Reproduce every entry below precisely; do not include the pictures.
%%
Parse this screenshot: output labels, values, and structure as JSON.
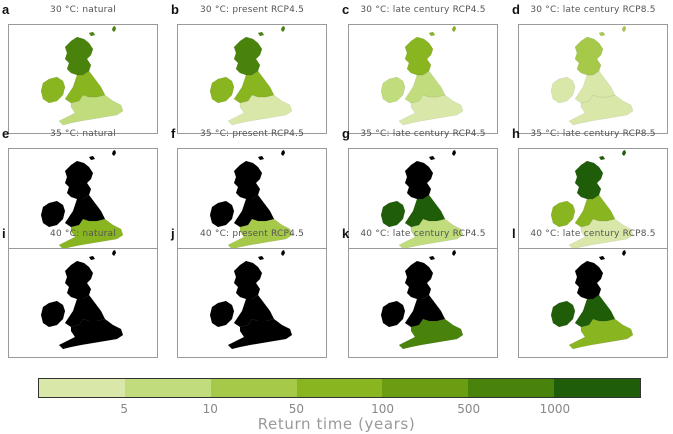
{
  "panels": [
    {
      "letter": "a",
      "title": "30 °C: natural",
      "scenario": "natural",
      "threshold_c": 30,
      "shading": {
        "north": 5,
        "central": 3,
        "south": 1
      }
    },
    {
      "letter": "b",
      "title": "30 °C: present RCP4.5",
      "scenario": "present RCP4.5",
      "threshold_c": 30,
      "shading": {
        "north": 5,
        "central": 3,
        "south": 0
      }
    },
    {
      "letter": "c",
      "title": "30 °C: late century RCP4.5",
      "scenario": "late century RCP4.5",
      "threshold_c": 30,
      "shading": {
        "north": 3,
        "central": 1,
        "south": 0
      }
    },
    {
      "letter": "d",
      "title": "30 °C: late century RCP8.5",
      "scenario": "late century RCP8.5",
      "threshold_c": 30,
      "shading": {
        "north": 2,
        "central": 0,
        "south": 0
      }
    },
    {
      "letter": "e",
      "title": "35 °C: natural",
      "scenario": "natural",
      "threshold_c": 35,
      "shading": {
        "north": 7,
        "central": 7,
        "south": 3
      }
    },
    {
      "letter": "f",
      "title": "35 °C: present RCP4.5",
      "scenario": "present RCP4.5",
      "threshold_c": 35,
      "shading": {
        "north": 7,
        "central": 7,
        "south": 2
      }
    },
    {
      "letter": "g",
      "title": "35 °C: late century RCP4.5",
      "scenario": "late century RCP4.5",
      "threshold_c": 35,
      "shading": {
        "north": 7,
        "central": 6,
        "south": 1
      }
    },
    {
      "letter": "h",
      "title": "35 °C: late century RCP8.5",
      "scenario": "late century RCP8.5",
      "threshold_c": 35,
      "shading": {
        "north": 6,
        "central": 3,
        "south": 0
      }
    },
    {
      "letter": "i",
      "title": "40 °C: natural",
      "scenario": "natural",
      "threshold_c": 40,
      "shading": {
        "north": 7,
        "central": 7,
        "south": 7
      }
    },
    {
      "letter": "j",
      "title": "40 °C: present RCP4.5",
      "scenario": "present RCP4.5",
      "threshold_c": 40,
      "shading": {
        "north": 7,
        "central": 7,
        "south": 7
      }
    },
    {
      "letter": "k",
      "title": "40 °C: late century RCP4.5",
      "scenario": "late century RCP4.5",
      "threshold_c": 40,
      "shading": {
        "north": 7,
        "central": 7,
        "south": 5
      }
    },
    {
      "letter": "l",
      "title": "40 °C: late century RCP8.5",
      "scenario": "late century RCP8.5",
      "threshold_c": 40,
      "shading": {
        "north": 7,
        "central": 6,
        "south": 3
      }
    }
  ],
  "colorbar": {
    "title": "Return time (years)",
    "colors": [
      "#d9e8a9",
      "#c0dc7c",
      "#a6c94a",
      "#89b520",
      "#6b9d12",
      "#4a830c",
      "#1f5d08"
    ],
    "tick_labels": [
      "5",
      "10",
      "50",
      "100",
      "500",
      "1000"
    ]
  }
}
%%
◆ FULL RESPONSE ◆
Parse this screenshot: output labels, values, and structure as JSON.
{
  "panels": [
    {
      "letter": "a",
      "title": "30 °C: natural",
      "scenario": "natural",
      "threshold_c": 30,
      "shading": {
        "north": 5,
        "central": 3,
        "south": 1
      }
    },
    {
      "letter": "b",
      "title": "30 °C: present RCP4.5",
      "scenario": "present RCP4.5",
      "threshold_c": 30,
      "shading": {
        "north": 5,
        "central": 3,
        "south": 0
      }
    },
    {
      "letter": "c",
      "title": "30 °C: late century RCP4.5",
      "scenario": "late century RCP4.5",
      "threshold_c": 30,
      "shading": {
        "north": 3,
        "central": 1,
        "south": 0
      }
    },
    {
      "letter": "d",
      "title": "30 °C: late century RCP8.5",
      "scenario": "late century RCP8.5",
      "threshold_c": 30,
      "shading": {
        "north": 2,
        "central": 0,
        "south": 0
      }
    },
    {
      "letter": "e",
      "title": "35 °C: natural",
      "scenario": "natural",
      "threshold_c": 35,
      "shading": {
        "north": 7,
        "central": 7,
        "south": 3
      }
    },
    {
      "letter": "f",
      "title": "35 °C: present RCP4.5",
      "scenario": "present RCP4.5",
      "threshold_c": 35,
      "shading": {
        "north": 7,
        "central": 7,
        "south": 2
      }
    },
    {
      "letter": "g",
      "title": "35 °C: late century RCP4.5",
      "scenario": "late century RCP4.5",
      "threshold_c": 35,
      "shading": {
        "north": 7,
        "central": 6,
        "south": 1
      }
    },
    {
      "letter": "h",
      "title": "35 °C: late century RCP8.5",
      "scenario": "late century RCP8.5",
      "threshold_c": 35,
      "shading": {
        "north": 6,
        "central": 3,
        "south": 0
      }
    },
    {
      "letter": "i",
      "title": "40 °C: natural",
      "scenario": "natural",
      "threshold_c": 40,
      "shading": {
        "north": 7,
        "central": 7,
        "south": 7
      }
    },
    {
      "letter": "j",
      "title": "40 °C: present RCP4.5",
      "scenario": "present RCP4.5",
      "threshold_c": 40,
      "shading": {
        "north": 7,
        "central": 7,
        "south": 7
      }
    },
    {
      "letter": "k",
      "title": "40 °C: late century RCP4.5",
      "scenario": "late century RCP4.5",
      "threshold_c": 40,
      "shading": {
        "north": 7,
        "central": 7,
        "south": 5
      }
    },
    {
      "letter": "l",
      "title": "40 °C: late century RCP8.5",
      "scenario": "late century RCP8.5",
      "threshold_c": 40,
      "shading": {
        "north": 7,
        "central": 6,
        "south": 3
      }
    }
  ],
  "colorbar": {
    "title": "Return time (years)",
    "colors": [
      "#d9e8a9",
      "#c0dc7c",
      "#a6c94a",
      "#89b520",
      "#6b9d12",
      "#4a830c",
      "#1f5d08"
    ],
    "tick_labels": [
      "5",
      "10",
      "50",
      "100",
      "500",
      "1000"
    ]
  }
}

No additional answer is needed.